• _TASK DATA_
= = =

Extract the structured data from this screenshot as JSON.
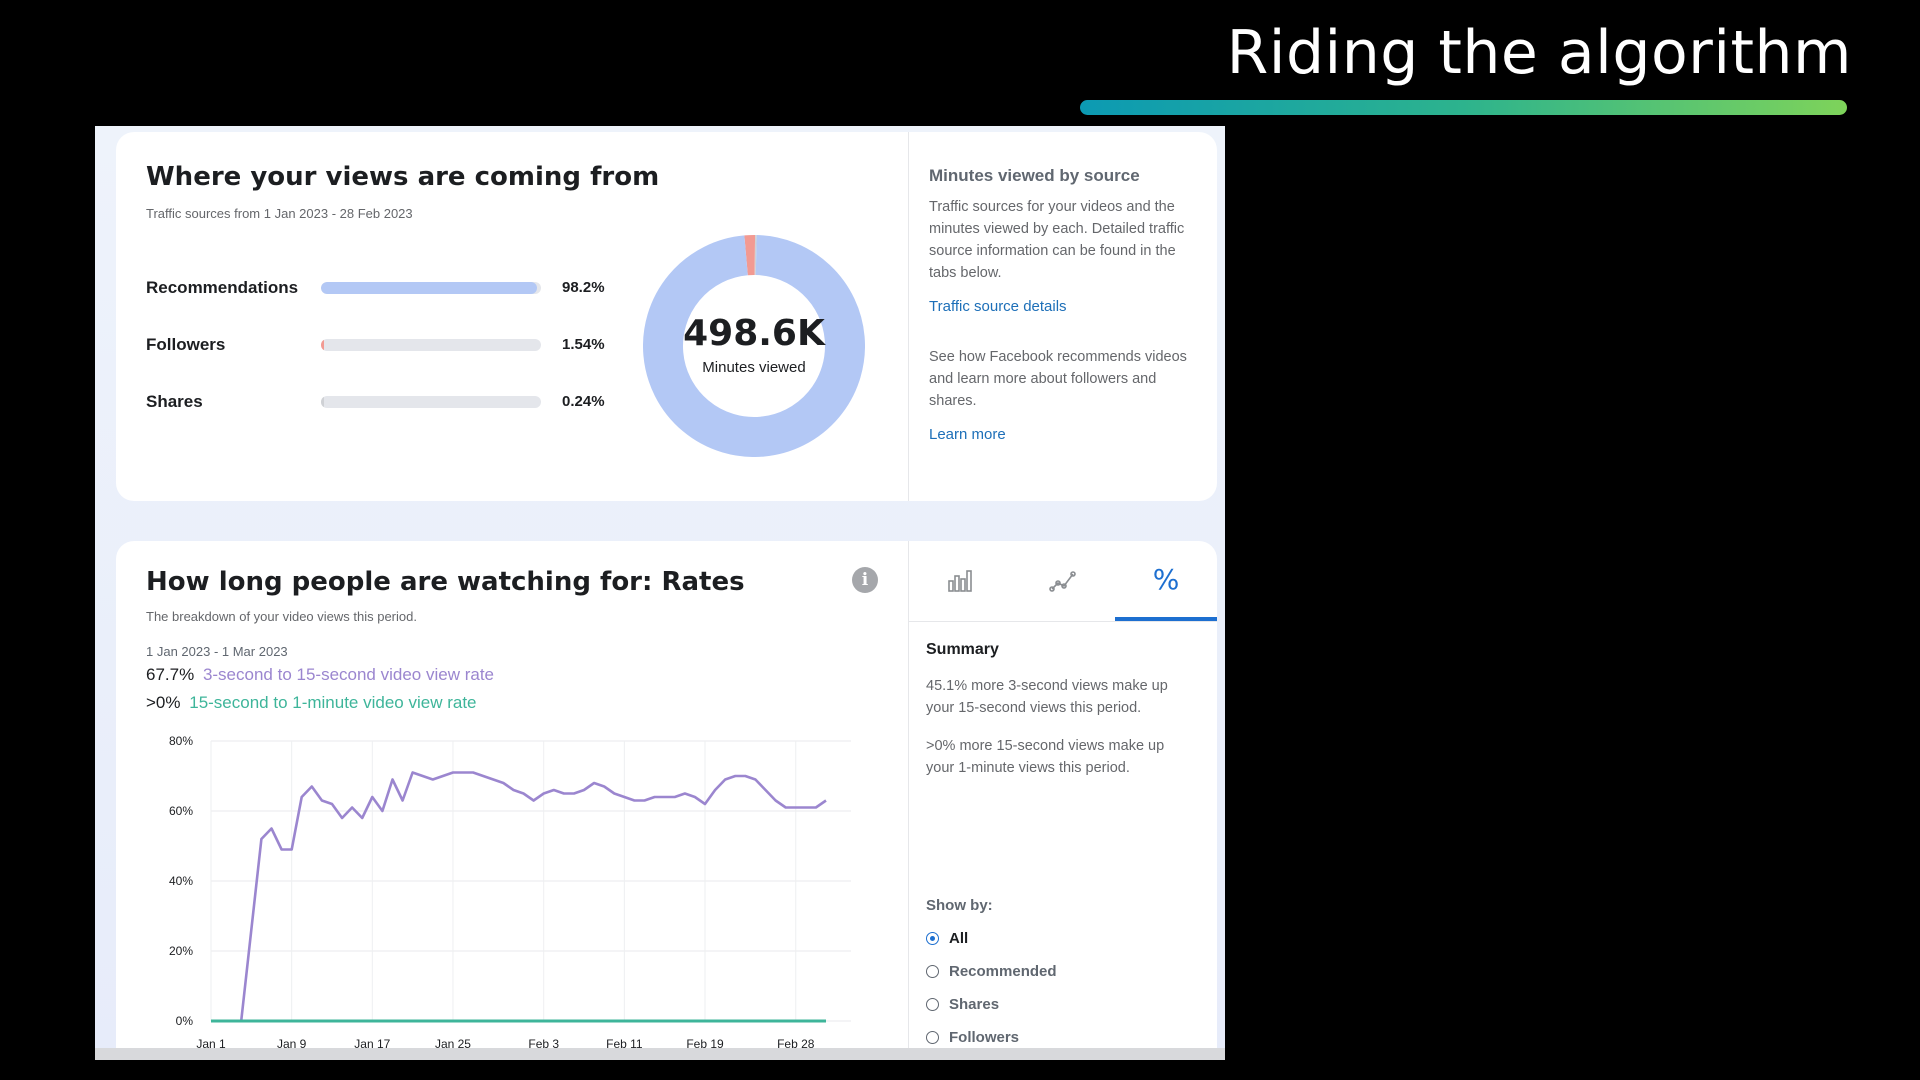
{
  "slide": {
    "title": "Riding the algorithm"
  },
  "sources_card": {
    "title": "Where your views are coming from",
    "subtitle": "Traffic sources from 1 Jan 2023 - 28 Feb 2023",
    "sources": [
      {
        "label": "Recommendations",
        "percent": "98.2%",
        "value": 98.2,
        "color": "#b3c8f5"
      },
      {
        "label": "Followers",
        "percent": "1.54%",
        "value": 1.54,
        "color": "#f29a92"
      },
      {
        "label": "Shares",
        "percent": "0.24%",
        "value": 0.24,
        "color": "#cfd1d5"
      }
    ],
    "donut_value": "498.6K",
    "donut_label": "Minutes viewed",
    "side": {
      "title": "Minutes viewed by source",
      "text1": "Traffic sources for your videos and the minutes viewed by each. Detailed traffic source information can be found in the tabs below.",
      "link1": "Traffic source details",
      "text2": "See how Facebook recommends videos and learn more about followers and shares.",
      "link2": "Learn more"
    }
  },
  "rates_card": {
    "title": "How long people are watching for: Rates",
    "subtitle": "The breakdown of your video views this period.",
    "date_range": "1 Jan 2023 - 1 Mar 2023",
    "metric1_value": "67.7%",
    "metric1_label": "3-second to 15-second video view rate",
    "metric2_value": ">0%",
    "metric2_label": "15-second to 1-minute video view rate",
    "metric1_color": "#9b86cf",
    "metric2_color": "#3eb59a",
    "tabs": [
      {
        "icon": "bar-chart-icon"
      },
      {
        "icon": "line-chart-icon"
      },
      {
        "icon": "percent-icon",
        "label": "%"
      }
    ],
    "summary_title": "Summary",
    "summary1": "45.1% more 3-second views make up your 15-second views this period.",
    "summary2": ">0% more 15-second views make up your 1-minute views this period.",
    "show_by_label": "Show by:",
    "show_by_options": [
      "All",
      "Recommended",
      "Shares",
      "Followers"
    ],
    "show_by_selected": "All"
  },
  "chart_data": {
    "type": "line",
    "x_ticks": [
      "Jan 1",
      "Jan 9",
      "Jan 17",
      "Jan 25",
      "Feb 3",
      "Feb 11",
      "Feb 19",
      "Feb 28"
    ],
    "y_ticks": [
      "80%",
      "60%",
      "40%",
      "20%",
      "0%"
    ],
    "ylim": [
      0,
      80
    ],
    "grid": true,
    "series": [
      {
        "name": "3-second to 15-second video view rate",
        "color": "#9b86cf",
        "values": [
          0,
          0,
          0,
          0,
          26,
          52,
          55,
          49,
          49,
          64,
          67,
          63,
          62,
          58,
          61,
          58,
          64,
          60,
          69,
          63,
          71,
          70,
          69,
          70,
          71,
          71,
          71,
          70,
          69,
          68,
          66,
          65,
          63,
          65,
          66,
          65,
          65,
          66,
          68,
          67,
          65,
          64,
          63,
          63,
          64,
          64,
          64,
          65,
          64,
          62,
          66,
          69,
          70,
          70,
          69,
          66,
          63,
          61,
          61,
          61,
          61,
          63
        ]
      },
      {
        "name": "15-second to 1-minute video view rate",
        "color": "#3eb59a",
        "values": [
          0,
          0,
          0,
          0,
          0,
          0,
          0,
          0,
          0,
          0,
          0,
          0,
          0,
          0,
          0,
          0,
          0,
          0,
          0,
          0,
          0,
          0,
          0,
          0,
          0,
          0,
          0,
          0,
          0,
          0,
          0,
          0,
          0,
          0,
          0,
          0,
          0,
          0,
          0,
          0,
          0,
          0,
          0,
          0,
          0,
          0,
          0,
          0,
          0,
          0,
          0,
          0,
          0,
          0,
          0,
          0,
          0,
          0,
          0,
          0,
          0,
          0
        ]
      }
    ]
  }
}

= = =

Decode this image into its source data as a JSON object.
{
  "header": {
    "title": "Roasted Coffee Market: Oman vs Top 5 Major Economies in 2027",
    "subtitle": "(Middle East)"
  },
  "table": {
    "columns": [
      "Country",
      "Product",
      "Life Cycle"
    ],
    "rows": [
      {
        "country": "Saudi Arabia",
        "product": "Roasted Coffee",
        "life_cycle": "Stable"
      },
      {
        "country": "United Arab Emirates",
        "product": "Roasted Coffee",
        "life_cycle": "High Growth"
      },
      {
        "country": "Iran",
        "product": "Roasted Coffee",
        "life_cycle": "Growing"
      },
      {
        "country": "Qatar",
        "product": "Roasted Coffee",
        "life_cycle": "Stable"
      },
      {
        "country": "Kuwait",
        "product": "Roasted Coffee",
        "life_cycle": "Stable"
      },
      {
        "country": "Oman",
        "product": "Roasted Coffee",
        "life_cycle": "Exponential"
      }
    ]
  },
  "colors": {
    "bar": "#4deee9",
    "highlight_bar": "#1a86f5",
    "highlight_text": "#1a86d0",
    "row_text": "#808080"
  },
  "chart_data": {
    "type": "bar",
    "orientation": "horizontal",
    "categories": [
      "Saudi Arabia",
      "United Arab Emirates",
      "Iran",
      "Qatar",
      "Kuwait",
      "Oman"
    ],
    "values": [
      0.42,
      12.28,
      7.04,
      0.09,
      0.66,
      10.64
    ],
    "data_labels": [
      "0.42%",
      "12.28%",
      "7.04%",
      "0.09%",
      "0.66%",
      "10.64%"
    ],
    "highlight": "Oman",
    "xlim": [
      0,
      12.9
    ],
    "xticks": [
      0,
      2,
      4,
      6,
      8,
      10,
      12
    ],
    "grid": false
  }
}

= = =

• _TASK INSTRUCTIONS_
Only lines that contain the word "name" are wanted; copy each of them.

• _CORRECT ANSWER_
        "name": "3-second to 15-second video view rate",
        "name": "15-second to 1-minute video view rate",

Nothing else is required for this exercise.